Find the lines with "Kolektör" in them and copy them out.
━━━━━━
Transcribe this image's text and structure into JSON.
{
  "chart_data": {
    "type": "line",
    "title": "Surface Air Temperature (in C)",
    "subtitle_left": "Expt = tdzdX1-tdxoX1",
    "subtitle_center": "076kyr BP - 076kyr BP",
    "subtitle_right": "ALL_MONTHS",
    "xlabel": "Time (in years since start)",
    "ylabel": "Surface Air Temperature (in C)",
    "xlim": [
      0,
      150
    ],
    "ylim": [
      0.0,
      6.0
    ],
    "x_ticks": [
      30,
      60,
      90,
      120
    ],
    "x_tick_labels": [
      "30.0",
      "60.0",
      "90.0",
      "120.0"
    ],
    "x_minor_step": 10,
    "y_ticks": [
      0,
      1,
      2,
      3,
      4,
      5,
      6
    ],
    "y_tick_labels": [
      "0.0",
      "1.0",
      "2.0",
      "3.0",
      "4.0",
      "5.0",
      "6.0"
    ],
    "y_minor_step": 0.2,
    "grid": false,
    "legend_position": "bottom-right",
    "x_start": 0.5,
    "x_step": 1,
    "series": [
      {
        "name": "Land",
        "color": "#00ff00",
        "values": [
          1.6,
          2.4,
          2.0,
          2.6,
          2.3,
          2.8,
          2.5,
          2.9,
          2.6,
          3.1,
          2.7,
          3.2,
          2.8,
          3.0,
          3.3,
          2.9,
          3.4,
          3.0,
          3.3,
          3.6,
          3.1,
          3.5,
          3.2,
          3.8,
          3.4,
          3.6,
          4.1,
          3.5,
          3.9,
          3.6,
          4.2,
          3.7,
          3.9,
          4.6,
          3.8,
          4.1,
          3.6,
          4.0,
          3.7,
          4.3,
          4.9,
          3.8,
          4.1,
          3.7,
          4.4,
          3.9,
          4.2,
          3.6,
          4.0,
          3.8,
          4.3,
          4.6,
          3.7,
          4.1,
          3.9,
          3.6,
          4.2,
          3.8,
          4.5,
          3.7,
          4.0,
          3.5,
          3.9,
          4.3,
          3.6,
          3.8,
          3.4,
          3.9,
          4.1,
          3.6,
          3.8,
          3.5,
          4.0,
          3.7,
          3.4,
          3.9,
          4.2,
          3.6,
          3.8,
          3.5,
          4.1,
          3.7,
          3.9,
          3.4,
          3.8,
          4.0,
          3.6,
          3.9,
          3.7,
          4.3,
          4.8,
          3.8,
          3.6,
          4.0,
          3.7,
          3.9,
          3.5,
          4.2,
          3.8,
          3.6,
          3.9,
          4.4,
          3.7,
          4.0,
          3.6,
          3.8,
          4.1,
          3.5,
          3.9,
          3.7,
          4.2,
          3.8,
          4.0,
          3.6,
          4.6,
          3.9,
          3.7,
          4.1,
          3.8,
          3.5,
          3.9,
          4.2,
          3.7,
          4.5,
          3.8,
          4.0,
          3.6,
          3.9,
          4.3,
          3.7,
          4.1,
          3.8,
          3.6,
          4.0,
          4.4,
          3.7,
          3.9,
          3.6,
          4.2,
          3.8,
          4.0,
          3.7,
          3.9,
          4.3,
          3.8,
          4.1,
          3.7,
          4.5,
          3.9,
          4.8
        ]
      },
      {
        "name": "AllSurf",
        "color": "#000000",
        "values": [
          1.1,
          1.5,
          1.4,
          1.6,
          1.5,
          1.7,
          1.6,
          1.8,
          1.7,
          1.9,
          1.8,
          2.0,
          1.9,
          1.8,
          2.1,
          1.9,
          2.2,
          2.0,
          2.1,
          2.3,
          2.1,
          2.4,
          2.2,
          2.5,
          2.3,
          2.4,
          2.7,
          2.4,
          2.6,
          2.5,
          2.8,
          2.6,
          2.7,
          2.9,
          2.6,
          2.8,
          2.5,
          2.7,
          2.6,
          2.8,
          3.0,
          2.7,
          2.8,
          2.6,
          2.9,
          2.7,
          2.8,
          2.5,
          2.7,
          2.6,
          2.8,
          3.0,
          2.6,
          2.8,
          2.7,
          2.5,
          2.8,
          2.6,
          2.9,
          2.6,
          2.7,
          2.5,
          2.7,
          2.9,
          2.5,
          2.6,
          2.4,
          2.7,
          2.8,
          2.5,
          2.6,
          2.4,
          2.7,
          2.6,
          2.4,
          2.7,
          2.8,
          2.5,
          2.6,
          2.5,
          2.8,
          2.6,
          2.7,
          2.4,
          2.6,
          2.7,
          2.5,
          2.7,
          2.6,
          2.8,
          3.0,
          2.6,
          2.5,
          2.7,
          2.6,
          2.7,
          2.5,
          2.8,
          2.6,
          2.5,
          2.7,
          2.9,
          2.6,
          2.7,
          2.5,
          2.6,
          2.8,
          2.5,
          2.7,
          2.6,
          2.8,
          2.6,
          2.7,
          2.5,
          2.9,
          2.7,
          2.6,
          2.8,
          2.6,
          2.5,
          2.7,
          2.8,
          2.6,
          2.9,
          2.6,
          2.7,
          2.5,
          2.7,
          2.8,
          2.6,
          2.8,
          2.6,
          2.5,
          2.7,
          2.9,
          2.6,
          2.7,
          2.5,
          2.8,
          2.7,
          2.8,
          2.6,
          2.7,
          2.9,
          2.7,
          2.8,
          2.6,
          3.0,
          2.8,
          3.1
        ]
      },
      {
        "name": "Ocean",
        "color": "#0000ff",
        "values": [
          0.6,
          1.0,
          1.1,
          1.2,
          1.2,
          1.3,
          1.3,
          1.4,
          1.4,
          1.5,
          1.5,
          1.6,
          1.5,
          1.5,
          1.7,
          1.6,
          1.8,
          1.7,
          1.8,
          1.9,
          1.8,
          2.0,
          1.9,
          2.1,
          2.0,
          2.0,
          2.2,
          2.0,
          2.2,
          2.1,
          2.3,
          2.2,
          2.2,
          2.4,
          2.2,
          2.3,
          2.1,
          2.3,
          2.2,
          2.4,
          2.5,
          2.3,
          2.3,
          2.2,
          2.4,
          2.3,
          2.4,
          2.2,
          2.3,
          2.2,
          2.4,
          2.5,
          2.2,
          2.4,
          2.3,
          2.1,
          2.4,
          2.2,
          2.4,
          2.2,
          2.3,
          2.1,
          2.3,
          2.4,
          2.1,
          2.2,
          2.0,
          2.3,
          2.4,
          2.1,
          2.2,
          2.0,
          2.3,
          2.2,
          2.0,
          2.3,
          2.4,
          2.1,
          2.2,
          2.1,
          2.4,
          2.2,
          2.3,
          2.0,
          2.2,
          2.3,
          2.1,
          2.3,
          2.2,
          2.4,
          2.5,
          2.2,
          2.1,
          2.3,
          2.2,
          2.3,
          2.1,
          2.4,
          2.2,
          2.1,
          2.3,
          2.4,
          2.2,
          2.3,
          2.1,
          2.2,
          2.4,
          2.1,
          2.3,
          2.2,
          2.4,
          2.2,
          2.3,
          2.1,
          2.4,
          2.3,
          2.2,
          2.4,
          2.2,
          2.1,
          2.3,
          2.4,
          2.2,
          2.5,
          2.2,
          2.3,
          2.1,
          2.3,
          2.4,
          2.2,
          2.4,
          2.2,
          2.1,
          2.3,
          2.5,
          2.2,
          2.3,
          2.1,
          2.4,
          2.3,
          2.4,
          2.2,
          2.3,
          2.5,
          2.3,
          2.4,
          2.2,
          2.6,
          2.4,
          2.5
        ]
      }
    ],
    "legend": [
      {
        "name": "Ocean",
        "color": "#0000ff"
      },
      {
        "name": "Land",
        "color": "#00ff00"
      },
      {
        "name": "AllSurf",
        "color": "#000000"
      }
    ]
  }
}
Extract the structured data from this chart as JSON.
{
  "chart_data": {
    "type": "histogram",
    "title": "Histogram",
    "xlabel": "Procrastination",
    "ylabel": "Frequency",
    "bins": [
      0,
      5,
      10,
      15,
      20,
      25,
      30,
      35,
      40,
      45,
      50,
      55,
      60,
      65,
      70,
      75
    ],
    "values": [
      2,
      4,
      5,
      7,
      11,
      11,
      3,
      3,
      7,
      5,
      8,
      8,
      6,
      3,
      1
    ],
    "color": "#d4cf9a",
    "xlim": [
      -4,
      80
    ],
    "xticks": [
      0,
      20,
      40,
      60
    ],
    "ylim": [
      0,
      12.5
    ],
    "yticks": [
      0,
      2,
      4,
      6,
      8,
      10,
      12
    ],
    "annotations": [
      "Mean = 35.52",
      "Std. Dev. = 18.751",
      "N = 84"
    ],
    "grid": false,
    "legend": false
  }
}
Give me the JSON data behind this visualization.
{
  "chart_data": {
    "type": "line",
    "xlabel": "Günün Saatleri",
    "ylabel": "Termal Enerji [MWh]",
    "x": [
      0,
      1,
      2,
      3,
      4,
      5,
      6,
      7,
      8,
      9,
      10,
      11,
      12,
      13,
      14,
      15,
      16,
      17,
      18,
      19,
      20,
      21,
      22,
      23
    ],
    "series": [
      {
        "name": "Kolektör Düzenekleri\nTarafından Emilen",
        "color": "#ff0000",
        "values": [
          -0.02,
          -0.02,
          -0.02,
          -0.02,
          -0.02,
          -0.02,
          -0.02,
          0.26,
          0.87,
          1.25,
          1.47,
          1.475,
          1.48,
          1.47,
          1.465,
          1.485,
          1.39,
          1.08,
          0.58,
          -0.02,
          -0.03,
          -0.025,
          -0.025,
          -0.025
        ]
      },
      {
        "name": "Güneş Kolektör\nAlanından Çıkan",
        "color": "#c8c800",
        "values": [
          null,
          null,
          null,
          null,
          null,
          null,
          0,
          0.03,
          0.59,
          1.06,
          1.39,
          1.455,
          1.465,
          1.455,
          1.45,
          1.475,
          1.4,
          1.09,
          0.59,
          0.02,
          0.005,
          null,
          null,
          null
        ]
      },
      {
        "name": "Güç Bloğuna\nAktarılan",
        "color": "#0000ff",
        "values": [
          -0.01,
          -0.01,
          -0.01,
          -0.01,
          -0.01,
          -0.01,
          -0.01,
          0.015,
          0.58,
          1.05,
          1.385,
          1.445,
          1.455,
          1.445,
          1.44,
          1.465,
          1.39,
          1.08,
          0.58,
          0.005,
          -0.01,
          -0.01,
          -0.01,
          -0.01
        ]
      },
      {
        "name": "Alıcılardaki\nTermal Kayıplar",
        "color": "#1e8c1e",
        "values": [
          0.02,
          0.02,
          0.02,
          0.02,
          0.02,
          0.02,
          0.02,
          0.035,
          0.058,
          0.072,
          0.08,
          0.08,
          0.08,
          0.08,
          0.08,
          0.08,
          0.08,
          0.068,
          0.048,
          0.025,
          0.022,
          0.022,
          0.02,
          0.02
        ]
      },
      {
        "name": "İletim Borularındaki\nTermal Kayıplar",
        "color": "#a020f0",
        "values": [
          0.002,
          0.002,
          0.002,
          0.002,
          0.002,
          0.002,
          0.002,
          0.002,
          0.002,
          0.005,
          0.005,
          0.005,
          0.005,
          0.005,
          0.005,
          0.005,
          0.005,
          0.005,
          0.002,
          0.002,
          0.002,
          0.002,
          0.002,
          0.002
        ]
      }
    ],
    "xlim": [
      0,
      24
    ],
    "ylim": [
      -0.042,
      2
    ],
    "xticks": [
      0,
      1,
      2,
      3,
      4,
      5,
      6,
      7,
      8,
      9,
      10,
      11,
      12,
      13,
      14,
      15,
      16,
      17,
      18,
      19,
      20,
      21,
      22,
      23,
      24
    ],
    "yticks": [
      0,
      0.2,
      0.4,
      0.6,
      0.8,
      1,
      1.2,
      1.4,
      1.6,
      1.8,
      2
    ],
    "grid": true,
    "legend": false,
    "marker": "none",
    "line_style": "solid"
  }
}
━━━━━━
### The response
        "name": "Kolektör Düzenekleri\nTarafından Emilen",
        "name": "Güneş Kolektör\nAlanından Çıkan",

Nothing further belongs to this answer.